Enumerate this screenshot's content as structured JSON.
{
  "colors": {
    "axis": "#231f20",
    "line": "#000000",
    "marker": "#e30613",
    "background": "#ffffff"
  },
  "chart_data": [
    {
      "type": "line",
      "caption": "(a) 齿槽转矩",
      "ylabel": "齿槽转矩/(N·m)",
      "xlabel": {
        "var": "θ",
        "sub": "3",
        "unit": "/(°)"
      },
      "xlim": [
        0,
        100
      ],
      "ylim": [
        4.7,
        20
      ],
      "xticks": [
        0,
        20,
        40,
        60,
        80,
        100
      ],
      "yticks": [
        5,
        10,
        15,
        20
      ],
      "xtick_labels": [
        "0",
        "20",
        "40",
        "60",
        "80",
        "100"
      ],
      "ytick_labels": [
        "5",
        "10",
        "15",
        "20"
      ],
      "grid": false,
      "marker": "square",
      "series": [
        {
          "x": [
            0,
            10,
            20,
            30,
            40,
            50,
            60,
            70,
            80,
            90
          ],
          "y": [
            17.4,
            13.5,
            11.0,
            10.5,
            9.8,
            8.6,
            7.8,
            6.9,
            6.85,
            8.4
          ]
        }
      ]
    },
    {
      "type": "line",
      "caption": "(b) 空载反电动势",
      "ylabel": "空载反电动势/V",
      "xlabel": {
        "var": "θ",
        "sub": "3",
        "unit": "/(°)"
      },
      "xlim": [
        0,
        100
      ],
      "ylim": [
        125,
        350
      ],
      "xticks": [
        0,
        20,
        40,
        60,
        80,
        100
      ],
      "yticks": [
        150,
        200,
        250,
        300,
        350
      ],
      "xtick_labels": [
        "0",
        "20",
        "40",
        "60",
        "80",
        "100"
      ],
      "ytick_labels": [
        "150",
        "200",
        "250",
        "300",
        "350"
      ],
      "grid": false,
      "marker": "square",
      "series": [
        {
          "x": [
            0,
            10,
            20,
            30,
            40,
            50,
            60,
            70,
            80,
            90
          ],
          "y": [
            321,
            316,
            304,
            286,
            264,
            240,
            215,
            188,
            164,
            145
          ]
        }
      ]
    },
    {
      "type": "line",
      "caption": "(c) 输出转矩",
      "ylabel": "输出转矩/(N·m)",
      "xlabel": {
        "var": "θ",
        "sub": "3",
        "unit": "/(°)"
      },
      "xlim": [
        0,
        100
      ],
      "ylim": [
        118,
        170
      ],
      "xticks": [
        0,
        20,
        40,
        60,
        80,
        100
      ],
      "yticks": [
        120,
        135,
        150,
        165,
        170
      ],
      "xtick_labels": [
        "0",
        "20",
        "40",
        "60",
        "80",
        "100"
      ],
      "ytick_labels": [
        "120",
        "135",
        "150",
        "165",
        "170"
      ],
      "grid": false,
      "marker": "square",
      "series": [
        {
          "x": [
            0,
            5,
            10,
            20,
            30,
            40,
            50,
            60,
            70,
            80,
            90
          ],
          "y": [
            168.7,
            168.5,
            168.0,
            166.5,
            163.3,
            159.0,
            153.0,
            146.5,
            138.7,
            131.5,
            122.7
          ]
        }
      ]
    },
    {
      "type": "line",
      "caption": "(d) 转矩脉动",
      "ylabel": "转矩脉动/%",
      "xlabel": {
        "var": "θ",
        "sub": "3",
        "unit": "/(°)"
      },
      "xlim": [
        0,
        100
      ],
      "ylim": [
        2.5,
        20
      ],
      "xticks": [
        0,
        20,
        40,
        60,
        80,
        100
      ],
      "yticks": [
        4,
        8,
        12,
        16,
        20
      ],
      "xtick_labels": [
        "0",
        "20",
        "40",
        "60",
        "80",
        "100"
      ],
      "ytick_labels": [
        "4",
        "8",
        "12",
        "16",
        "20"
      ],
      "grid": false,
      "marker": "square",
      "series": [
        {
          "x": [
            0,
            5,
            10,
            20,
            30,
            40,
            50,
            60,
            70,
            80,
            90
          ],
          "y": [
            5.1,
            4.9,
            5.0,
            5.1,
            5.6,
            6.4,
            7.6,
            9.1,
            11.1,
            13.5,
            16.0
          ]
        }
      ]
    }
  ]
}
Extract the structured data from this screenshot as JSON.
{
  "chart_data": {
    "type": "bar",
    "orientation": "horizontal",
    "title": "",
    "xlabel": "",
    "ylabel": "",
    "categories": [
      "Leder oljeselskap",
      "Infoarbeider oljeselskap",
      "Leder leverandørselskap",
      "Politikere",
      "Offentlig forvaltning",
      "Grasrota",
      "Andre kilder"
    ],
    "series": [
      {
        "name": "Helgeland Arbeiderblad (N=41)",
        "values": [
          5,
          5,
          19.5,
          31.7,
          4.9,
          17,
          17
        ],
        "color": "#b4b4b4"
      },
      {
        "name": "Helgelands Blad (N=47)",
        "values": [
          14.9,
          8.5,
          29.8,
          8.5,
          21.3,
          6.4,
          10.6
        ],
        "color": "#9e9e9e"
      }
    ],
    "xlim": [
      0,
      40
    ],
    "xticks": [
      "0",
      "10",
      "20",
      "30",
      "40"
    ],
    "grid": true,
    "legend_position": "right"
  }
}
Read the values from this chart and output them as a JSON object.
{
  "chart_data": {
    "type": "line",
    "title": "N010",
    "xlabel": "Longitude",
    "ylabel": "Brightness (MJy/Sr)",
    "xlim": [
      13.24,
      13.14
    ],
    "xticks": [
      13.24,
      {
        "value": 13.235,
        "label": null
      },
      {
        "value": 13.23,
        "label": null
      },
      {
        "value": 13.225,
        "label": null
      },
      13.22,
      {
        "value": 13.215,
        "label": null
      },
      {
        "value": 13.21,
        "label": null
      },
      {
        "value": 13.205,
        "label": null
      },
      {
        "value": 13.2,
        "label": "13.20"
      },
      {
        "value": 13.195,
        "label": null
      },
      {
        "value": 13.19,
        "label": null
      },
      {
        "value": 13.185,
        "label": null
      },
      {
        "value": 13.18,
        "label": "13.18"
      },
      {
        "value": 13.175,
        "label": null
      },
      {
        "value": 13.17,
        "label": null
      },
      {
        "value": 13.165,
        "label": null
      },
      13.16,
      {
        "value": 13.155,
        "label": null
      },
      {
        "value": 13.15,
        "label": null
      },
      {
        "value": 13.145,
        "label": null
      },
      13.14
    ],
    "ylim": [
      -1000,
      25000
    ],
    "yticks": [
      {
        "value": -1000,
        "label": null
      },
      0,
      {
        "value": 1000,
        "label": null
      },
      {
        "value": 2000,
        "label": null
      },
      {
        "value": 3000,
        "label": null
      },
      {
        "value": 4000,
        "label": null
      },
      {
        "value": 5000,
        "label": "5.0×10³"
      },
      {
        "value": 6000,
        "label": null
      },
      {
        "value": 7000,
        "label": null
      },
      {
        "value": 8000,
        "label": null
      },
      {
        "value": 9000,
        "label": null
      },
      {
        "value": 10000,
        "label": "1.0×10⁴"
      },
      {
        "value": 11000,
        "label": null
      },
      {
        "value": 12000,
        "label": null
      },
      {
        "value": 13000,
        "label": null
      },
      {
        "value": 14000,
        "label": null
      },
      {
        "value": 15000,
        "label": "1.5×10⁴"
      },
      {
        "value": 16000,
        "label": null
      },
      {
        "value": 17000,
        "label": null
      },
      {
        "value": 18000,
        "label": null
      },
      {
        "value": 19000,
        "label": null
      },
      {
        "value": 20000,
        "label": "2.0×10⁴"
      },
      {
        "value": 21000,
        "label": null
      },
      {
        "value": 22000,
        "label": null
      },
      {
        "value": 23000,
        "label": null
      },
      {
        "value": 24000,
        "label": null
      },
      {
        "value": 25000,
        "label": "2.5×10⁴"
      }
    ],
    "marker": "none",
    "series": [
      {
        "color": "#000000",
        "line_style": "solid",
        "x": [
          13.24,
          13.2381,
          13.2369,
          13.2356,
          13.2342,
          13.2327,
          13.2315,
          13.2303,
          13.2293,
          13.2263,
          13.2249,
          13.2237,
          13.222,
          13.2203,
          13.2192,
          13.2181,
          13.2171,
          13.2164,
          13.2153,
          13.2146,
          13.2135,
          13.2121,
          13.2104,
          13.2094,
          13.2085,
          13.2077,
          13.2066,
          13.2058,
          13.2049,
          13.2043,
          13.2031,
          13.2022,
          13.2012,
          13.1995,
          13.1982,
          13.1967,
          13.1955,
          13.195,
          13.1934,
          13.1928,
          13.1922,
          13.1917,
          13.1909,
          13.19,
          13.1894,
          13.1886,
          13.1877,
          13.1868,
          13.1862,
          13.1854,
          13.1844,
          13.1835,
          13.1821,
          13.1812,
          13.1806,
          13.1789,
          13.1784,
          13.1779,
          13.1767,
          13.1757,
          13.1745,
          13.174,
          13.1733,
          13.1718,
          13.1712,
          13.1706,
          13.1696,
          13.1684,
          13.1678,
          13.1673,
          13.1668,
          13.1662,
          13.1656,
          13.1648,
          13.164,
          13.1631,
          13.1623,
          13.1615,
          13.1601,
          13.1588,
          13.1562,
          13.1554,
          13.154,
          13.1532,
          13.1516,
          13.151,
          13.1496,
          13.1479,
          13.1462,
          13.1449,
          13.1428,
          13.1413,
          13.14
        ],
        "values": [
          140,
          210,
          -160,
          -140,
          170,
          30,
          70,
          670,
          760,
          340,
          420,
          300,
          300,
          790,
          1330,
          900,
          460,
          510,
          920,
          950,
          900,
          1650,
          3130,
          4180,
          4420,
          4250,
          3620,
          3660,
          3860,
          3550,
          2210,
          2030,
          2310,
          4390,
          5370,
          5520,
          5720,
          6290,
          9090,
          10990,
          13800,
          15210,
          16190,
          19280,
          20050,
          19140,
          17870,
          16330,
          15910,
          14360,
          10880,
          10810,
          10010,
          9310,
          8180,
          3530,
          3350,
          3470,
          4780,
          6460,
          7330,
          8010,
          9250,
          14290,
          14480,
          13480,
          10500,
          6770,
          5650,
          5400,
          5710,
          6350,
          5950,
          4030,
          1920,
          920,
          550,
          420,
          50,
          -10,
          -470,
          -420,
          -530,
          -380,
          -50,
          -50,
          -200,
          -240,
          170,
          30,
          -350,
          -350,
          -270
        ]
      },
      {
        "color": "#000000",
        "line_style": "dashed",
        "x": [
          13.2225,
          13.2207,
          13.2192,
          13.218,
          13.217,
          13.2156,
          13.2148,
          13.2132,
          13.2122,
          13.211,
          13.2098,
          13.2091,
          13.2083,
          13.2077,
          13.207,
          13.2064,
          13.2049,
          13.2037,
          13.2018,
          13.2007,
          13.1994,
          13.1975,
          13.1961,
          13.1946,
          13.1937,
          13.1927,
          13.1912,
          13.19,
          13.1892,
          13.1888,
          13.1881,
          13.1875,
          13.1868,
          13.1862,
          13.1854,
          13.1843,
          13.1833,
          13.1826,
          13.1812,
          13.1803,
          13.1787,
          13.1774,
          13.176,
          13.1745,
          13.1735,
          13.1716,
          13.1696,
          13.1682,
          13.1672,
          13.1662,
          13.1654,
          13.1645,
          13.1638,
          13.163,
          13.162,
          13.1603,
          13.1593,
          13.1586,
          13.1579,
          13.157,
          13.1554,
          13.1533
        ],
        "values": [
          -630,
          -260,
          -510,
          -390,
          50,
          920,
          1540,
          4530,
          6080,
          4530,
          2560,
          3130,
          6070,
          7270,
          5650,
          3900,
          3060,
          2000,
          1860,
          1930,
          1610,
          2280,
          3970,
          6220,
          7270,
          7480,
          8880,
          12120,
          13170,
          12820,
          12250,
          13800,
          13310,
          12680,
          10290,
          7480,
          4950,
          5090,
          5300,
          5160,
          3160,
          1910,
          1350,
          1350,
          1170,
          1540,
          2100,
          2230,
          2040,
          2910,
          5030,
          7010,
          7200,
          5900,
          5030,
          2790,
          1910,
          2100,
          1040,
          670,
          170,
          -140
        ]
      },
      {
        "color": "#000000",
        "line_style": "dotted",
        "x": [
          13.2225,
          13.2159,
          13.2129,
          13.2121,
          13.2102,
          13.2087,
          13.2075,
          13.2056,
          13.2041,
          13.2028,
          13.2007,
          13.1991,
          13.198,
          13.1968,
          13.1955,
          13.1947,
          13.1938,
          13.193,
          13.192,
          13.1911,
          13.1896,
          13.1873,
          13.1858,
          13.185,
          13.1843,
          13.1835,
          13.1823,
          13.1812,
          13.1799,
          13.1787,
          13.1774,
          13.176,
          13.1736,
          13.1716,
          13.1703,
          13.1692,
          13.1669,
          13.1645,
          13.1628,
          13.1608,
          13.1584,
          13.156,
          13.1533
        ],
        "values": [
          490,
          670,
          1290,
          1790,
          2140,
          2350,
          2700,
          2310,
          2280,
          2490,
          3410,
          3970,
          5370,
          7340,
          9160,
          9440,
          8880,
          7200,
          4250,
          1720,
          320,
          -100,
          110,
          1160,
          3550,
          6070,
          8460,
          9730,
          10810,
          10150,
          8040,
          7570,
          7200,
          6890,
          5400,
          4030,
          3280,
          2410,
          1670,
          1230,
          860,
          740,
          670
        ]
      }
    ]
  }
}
#####
▸ **What is required**:
Point out every line holding the string "name" and copy it.

▸ **Exercise answer**:
        "name": "Helgeland Arbeiderblad (N=41)",
        "name": "Helgelands Blad (N=47)",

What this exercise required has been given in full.